→ Directive: Read the material below. Count the lines containing "name" and give that count alone.

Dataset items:
..............................
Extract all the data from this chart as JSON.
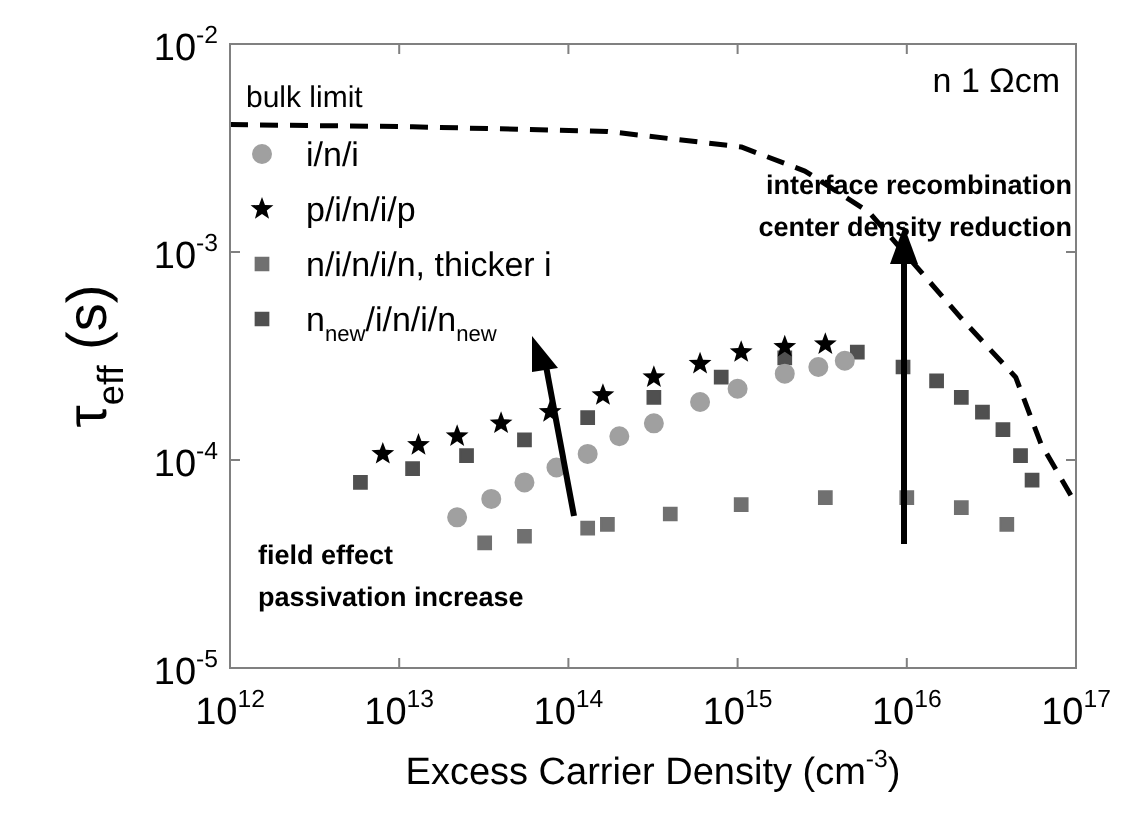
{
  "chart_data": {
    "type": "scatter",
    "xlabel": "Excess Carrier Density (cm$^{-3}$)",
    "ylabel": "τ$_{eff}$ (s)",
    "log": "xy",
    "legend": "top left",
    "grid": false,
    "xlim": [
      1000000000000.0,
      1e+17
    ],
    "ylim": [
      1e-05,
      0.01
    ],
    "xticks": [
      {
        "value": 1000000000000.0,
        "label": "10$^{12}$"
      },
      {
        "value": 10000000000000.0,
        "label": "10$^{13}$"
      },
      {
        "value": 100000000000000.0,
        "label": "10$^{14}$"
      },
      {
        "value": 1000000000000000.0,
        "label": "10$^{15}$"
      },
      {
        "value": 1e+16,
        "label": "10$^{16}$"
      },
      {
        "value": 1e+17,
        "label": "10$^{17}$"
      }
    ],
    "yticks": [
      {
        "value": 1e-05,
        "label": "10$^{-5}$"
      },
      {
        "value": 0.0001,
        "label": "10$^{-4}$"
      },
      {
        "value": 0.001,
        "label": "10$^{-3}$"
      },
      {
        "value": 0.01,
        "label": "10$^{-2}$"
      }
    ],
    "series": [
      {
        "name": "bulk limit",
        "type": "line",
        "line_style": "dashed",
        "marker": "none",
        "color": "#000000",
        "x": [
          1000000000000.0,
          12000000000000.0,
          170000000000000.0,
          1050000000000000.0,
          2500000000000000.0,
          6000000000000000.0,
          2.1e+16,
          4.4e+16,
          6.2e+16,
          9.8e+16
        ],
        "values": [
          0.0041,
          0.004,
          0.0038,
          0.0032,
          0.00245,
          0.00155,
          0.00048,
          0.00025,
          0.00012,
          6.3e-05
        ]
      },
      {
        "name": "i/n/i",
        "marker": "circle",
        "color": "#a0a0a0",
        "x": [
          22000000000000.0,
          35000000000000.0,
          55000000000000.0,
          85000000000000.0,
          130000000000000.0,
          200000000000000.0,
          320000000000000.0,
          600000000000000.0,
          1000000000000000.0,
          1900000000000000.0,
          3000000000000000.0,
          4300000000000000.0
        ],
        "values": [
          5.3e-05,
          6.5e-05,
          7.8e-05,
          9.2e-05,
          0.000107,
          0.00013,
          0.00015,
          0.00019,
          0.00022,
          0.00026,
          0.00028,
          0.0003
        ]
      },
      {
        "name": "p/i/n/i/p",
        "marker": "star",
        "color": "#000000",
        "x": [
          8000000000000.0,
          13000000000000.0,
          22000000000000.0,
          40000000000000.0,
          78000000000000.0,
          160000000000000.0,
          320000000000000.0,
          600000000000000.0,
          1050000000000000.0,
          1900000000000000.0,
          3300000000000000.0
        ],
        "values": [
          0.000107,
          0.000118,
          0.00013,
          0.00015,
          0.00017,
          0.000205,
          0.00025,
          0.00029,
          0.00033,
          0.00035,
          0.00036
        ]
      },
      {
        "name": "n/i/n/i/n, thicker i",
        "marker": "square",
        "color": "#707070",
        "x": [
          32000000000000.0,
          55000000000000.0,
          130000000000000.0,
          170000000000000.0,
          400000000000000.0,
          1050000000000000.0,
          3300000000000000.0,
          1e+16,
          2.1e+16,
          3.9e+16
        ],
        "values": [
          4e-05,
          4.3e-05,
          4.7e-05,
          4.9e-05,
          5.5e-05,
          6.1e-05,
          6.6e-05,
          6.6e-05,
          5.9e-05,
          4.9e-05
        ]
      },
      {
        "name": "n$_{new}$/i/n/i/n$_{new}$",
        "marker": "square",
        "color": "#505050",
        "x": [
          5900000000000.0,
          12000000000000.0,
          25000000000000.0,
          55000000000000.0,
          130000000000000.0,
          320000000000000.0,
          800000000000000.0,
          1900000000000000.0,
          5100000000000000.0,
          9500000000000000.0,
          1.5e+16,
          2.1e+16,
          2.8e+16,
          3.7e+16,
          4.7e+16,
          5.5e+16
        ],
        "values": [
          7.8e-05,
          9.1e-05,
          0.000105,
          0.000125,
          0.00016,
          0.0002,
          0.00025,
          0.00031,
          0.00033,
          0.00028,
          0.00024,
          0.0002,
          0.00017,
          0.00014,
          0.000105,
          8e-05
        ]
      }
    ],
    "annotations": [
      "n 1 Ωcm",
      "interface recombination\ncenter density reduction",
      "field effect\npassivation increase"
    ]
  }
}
..............................
→ Task result: 5